- THE PROBLEM: Note each line where "object" appears, and copy it.

- TASK INPUT:

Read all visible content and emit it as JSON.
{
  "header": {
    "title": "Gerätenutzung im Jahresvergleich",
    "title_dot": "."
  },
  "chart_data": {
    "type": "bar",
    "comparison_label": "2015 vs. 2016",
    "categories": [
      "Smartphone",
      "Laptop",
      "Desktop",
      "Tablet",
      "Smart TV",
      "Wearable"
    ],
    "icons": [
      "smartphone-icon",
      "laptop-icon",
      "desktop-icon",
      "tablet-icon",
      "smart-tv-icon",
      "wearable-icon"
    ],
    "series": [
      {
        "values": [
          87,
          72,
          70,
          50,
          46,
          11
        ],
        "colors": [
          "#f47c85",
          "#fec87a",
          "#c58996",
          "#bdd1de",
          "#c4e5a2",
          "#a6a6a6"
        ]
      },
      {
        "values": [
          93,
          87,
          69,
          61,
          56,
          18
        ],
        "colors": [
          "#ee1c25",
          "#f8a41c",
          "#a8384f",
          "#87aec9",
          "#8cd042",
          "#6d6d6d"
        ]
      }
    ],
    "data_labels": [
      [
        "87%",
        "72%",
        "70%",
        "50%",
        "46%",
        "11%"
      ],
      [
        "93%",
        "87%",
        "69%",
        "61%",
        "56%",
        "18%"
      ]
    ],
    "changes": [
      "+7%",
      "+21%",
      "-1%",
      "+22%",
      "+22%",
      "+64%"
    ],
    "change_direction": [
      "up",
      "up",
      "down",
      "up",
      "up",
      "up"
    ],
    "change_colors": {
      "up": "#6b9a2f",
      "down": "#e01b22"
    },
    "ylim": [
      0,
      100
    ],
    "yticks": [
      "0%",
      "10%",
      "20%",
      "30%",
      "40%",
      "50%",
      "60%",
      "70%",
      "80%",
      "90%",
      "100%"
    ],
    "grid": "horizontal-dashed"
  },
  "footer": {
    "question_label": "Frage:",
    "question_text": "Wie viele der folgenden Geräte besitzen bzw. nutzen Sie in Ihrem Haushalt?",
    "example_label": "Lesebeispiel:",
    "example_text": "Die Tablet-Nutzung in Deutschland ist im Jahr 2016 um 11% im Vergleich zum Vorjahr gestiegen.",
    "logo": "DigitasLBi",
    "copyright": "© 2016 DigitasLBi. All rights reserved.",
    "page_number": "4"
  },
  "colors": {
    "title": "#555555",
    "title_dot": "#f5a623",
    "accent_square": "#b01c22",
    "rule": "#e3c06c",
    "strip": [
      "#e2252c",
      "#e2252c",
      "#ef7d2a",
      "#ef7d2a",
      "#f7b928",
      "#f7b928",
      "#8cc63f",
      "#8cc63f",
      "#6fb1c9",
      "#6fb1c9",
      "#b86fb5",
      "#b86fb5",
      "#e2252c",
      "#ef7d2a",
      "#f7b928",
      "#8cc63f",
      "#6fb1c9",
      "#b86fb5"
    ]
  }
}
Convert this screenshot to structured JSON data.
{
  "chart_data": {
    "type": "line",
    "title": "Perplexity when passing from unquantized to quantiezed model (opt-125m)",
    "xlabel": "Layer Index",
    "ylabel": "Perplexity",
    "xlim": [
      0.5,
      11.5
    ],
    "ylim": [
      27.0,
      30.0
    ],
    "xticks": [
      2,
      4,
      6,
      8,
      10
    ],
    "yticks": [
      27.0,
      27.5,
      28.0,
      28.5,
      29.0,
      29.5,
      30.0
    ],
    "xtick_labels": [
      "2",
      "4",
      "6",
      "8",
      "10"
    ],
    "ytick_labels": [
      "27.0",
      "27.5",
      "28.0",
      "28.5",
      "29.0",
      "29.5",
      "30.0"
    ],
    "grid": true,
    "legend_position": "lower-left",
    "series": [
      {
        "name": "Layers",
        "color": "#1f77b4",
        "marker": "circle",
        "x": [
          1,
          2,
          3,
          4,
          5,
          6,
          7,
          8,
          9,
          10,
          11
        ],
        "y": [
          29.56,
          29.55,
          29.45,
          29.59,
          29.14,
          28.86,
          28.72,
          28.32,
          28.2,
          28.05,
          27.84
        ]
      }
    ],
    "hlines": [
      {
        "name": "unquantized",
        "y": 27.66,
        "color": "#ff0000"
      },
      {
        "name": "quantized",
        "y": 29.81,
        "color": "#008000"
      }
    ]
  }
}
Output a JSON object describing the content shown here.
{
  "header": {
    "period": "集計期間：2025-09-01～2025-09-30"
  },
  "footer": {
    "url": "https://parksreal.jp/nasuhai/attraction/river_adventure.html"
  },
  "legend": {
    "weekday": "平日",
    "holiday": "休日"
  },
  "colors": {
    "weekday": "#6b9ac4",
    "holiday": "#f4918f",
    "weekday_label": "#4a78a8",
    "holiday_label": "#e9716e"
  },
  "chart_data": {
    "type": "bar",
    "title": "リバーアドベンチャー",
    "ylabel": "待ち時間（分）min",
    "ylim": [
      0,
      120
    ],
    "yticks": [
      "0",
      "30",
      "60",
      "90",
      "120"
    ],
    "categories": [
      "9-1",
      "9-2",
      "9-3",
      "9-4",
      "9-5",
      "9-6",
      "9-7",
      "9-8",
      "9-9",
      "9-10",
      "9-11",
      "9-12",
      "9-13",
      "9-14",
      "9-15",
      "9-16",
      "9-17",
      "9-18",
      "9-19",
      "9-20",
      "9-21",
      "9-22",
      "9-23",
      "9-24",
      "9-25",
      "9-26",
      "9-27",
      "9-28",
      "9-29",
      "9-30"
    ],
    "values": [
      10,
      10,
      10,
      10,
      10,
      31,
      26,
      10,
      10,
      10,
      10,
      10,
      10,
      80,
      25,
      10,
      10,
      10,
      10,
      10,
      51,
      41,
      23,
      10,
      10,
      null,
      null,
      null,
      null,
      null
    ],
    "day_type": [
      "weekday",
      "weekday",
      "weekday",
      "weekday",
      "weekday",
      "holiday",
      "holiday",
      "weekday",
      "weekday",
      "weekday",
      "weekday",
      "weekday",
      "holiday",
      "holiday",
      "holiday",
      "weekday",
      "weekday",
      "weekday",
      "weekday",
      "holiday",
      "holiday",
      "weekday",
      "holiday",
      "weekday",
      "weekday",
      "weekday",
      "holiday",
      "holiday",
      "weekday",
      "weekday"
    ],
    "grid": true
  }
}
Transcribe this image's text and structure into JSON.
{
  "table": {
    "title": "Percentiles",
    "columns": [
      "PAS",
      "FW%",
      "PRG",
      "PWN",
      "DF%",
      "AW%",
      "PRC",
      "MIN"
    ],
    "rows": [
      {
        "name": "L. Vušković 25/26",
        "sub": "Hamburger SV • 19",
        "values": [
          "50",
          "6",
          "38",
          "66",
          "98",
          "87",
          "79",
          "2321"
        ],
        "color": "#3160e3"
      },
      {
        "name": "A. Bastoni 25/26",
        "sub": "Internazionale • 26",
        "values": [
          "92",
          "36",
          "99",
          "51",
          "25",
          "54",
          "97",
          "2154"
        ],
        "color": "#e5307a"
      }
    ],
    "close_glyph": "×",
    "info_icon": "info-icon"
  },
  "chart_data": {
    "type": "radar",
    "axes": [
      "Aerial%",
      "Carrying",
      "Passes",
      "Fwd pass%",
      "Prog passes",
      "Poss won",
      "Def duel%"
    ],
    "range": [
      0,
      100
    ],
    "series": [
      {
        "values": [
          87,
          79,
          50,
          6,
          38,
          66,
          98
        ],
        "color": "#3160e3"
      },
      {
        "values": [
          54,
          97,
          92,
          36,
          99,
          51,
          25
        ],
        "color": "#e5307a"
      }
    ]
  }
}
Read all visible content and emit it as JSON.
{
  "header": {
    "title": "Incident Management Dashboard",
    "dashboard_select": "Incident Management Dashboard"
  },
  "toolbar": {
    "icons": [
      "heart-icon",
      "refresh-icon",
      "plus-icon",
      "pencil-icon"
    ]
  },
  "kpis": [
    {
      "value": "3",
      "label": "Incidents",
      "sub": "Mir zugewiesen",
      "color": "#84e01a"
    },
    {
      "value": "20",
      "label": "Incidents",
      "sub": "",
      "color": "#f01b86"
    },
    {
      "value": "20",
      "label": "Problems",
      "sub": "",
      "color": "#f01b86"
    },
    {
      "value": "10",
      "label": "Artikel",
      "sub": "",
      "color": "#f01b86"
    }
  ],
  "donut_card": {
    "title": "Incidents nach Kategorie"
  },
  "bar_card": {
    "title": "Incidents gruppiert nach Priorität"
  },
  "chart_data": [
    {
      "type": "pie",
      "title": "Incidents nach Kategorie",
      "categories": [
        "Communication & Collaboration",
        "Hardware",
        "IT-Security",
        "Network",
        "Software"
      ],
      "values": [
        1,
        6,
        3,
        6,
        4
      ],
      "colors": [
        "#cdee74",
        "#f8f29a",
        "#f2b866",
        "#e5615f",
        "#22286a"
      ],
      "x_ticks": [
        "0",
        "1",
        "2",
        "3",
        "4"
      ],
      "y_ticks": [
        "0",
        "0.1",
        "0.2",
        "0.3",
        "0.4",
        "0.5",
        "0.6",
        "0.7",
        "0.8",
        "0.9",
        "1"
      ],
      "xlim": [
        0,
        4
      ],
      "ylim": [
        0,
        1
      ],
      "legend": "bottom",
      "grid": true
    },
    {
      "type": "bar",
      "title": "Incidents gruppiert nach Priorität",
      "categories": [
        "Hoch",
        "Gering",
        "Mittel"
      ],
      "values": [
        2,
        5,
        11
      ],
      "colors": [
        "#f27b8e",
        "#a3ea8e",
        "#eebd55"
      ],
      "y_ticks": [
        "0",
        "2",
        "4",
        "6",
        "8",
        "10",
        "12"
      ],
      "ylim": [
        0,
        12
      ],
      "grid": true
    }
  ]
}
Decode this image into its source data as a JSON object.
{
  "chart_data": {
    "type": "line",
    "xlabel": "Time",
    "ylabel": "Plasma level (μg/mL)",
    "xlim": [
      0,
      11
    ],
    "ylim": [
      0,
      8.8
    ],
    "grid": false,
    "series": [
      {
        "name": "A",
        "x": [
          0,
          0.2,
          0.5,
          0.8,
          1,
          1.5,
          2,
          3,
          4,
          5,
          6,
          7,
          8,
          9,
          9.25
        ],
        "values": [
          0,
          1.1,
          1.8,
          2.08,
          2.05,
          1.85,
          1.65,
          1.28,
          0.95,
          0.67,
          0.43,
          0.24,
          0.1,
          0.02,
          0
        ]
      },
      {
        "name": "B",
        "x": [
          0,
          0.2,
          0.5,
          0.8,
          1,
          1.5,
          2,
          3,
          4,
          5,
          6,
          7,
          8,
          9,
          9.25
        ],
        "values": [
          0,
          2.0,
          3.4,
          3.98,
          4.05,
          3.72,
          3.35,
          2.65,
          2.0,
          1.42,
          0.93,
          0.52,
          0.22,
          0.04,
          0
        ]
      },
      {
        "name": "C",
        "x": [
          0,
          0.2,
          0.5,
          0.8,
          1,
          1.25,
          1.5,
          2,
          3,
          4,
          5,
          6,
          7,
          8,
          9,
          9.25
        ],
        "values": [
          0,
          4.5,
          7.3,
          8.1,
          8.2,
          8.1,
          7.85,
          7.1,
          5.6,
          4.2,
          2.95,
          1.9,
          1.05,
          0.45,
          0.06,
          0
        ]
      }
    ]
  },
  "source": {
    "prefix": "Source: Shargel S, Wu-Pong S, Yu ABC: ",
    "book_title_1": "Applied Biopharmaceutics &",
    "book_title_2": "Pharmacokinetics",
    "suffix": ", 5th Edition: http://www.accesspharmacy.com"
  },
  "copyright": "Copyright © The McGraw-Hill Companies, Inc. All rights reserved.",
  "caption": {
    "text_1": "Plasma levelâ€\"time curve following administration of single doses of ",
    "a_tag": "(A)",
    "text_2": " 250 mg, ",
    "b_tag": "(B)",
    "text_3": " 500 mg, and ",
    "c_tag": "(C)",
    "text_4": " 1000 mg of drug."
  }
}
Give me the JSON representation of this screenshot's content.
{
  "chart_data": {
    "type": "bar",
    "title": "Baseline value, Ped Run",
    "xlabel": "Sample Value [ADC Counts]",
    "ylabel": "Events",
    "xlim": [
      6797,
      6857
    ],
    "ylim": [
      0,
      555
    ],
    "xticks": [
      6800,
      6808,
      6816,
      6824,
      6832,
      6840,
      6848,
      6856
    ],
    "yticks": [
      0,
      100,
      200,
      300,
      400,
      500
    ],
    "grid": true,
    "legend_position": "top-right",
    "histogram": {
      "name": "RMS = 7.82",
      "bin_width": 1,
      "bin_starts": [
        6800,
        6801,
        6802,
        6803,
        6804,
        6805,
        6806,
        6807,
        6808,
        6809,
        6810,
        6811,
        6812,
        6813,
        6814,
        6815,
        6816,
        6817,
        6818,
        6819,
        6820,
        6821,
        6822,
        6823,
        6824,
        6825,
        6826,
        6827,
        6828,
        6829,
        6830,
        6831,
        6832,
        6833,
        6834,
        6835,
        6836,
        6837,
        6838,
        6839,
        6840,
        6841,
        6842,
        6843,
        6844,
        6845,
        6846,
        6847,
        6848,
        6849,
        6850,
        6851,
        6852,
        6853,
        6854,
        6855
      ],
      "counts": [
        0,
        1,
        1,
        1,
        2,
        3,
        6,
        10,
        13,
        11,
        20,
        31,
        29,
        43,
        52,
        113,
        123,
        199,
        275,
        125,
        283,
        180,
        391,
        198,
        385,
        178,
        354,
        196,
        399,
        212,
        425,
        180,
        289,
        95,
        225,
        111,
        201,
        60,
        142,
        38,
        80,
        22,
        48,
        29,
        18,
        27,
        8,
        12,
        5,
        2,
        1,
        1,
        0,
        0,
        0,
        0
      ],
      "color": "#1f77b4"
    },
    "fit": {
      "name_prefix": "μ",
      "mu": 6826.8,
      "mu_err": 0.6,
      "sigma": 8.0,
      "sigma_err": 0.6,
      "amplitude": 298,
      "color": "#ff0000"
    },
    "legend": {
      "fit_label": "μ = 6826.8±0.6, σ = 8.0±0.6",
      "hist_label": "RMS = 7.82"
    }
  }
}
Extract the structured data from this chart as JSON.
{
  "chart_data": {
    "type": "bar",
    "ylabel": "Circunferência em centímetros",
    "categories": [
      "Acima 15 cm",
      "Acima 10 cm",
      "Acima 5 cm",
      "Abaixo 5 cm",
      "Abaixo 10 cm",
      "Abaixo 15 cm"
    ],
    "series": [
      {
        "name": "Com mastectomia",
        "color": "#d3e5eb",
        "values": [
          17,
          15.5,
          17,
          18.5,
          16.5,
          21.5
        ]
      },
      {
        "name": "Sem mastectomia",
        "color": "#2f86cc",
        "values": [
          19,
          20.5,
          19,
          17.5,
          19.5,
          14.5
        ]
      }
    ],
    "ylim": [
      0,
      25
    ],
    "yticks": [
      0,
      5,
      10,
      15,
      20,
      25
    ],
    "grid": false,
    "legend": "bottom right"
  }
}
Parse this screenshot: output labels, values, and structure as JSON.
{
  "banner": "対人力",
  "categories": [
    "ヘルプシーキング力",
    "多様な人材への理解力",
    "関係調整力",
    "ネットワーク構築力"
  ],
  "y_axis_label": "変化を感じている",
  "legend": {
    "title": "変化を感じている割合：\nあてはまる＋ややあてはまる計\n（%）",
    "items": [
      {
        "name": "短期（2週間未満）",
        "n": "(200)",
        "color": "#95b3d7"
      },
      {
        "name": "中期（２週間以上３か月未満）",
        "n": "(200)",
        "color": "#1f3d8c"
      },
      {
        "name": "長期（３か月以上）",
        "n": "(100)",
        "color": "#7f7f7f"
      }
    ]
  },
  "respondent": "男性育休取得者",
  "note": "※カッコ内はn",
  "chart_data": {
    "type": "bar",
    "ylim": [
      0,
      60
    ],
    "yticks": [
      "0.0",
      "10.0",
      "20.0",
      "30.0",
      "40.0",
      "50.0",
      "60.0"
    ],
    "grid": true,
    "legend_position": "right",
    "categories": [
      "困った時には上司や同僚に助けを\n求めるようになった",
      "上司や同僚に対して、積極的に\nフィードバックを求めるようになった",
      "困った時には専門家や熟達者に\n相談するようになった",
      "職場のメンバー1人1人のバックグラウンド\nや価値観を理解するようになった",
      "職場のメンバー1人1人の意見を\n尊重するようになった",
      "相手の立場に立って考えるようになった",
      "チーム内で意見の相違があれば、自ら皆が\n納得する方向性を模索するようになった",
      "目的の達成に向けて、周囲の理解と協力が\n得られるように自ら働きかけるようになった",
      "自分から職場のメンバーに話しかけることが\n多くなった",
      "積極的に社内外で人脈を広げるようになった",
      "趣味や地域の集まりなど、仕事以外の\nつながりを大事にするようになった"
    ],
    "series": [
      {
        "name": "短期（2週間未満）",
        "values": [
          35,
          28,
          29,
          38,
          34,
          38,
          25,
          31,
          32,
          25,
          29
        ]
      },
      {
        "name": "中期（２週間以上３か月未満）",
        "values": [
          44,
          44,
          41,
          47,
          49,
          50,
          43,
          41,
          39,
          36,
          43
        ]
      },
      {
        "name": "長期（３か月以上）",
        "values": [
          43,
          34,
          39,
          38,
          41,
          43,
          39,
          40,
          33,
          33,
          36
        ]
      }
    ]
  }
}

- SOLUTION FOR THIS TASK:
Output a JSON object describing the content shown here.
Decode this image into its source data as a JSON object.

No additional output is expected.